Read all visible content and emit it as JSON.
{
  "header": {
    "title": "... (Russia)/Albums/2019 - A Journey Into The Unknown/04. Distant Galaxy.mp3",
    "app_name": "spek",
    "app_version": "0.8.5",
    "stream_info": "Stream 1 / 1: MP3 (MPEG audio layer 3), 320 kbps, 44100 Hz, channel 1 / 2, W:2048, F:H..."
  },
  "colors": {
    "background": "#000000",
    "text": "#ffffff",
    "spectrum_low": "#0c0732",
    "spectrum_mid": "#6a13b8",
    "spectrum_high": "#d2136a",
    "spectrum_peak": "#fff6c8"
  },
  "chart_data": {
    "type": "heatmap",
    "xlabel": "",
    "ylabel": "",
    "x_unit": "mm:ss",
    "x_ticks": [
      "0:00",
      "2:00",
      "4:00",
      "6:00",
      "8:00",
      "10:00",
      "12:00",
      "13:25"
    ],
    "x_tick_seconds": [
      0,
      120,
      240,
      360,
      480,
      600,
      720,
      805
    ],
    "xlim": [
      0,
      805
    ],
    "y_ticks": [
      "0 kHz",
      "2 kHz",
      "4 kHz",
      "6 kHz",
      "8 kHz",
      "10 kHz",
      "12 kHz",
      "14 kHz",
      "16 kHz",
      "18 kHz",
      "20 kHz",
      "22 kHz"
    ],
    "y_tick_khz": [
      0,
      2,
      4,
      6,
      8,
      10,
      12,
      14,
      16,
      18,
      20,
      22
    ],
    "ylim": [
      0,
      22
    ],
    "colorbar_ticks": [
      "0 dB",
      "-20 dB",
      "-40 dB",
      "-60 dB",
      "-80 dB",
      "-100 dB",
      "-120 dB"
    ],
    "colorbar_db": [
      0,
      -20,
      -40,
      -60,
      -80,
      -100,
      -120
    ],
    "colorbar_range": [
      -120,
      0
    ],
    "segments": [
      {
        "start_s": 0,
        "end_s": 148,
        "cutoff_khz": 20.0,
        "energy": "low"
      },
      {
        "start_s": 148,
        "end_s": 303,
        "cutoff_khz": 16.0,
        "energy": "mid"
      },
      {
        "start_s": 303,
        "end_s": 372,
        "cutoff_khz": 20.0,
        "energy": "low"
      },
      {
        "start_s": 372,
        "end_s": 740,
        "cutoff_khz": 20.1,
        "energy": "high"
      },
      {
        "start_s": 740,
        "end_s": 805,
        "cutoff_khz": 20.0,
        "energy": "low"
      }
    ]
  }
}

The problem:
Copy out the whole listing, exactly as written.

Reply to the task:
Read all visible content and emit it as JSON.
{
  "header": {
    "title": "... (Russia)/Albums/2019 - A Journey Into The Unknown/04. Distant Galaxy.mp3",
    "app_name": "spek",
    "app_version": "0.8.5",
    "stream_info": "Stream 1 / 1: MP3 (MPEG audio layer 3), 320 kbps, 44100 Hz, channel 1 / 2, W:2048, F:H..."
  },
  "colors": {
    "background": "#000000",
    "text": "#ffffff",
    "spectrum_low": "#0c0732",
    "spectrum_mid": "#6a13b8",
    "spectrum_high": "#d2136a",
    "spectrum_peak": "#fff6c8"
  },
  "chart_data": {
    "type": "heatmap",
    "xlabel": "",
    "ylabel": "",
    "x_unit": "mm:ss",
    "x_ticks": [
      "0:00",
      "2:00",
      "4:00",
      "6:00",
      "8:00",
      "10:00",
      "12:00",
      "13:25"
    ],
    "x_tick_seconds": [
      0,
      120,
      240,
      360,
      480,
      600,
      720,
      805
    ],
    "xlim": [
      0,
      805
    ],
    "y_ticks": [
      "0 kHz",
      "2 kHz",
      "4 kHz",
      "6 kHz",
      "8 kHz",
      "10 kHz",
      "12 kHz",
      "14 kHz",
      "16 kHz",
      "18 kHz",
      "20 kHz",
      "22 kHz"
    ],
    "y_tick_khz": [
      0,
      2,
      4,
      6,
      8,
      10,
      12,
      14,
      16,
      18,
      20,
      22
    ],
    "ylim": [
      0,
      22
    ],
    "colorbar_ticks": [
      "0 dB",
      "-20 dB",
      "-40 dB",
      "-60 dB",
      "-80 dB",
      "-100 dB",
      "-120 dB"
    ],
    "colorbar_db": [
      0,
      -20,
      -40,
      -60,
      -80,
      -100,
      -120
    ],
    "colorbar_range": [
      -120,
      0
    ],
    "segments": [
      {
        "start_s": 0,
        "end_s": 148,
        "cutoff_khz": 20.0,
        "energy": "low"
      },
      {
        "start_s": 148,
        "end_s": 303,
        "cutoff_khz": 16.0,
        "energy": "mid"
      },
      {
        "start_s": 303,
        "end_s": 372,
        "cutoff_khz": 20.0,
        "energy": "low"
      },
      {
        "start_s": 372,
        "end_s": 740,
        "cutoff_khz": 20.1,
        "energy": "high"
      },
      {
        "start_s": 740,
        "end_s": 805,
        "cutoff_khz": 20.0,
        "energy": "low"
      }
    ]
  }
}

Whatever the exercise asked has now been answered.